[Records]
▬▬▬▬▬▬

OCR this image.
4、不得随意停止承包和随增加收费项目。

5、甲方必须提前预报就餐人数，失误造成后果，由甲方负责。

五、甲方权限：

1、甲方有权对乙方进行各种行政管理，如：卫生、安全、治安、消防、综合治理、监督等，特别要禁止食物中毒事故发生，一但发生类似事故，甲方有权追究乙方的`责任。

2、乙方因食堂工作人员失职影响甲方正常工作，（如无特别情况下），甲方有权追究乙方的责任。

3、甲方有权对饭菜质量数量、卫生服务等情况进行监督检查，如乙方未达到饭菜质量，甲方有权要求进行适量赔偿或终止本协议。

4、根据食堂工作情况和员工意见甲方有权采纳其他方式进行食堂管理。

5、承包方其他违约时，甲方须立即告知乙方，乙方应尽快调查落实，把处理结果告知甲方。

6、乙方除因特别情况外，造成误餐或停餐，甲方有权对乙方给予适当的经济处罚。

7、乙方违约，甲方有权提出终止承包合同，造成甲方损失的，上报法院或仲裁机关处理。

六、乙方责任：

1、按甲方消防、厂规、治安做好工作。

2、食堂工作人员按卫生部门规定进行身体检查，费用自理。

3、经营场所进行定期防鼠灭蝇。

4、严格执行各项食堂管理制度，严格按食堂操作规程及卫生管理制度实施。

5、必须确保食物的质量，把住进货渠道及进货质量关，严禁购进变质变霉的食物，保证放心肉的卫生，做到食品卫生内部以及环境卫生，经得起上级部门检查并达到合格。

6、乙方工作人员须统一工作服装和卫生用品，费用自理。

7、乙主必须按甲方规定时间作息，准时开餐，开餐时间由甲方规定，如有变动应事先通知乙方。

▬▬▬▬▬▬

■ Do this:
Transcribe the material above in its entirety. Match it exactly.

■ Result below:
OCR this image.
4、不得随意停止承包和随增加收费项目。

5、甲方必须提前预报就餐人数，失误造成后果，由甲方负责。

五、甲方权限：

1、甲方有权对乙方进行各种行政管理，如：卫生、安全、治安、消防、综合治理、监督等，特别要禁止食物中毒事故发生，一但发生类似事故，甲方有权追究乙方的`责任。

2、乙方因食堂工作人员失职影响甲方正常工作，（如无特别情况下），甲方有权追究乙方的责任。

3、甲方有权对饭菜质量数量、卫生服务等情况进行监督检查，如乙方未达到饭菜质量，甲方有权要求进行适量赔偿或终止本协议。

4、根据食堂工作情况和员工意见甲方有权采纳其他方式进行食堂管理。

5、承包方其他违约时，甲方须立即告知乙方，乙方应尽快调查落实，把处理结果告知甲方。

6、乙方除因特别情况外，造成误餐或停餐，甲方有权对乙方给予适当的经济处罚。

7、乙方违约，甲方有权提出终止承包合同，造成甲方损失的，上报法院或仲裁机关处理。

六、乙方责任：

1、按甲方消防、厂规、治安做好工作。

2、食堂工作人员按卫生部门规定进行身体检查，费用自理。

3、经营场所进行定期防鼠灭蝇。

4、严格执行各项食堂管理制度，严格按食堂操作规程及卫生管理制度实施。

5、必须确保食物的质量，把住进货渠道及进货质量关，严禁购进变质变霉的食物，保证放心肉的卫生，做到食品卫生内部以及环境卫生，经得起上级部门检查并达到合格。

6、乙方工作人员须统一工作服装和卫生用品，费用自理。

7、乙主必须按甲方规定时间作息，准时开餐，开餐时间由甲方规定，如有变动应事先通知乙方。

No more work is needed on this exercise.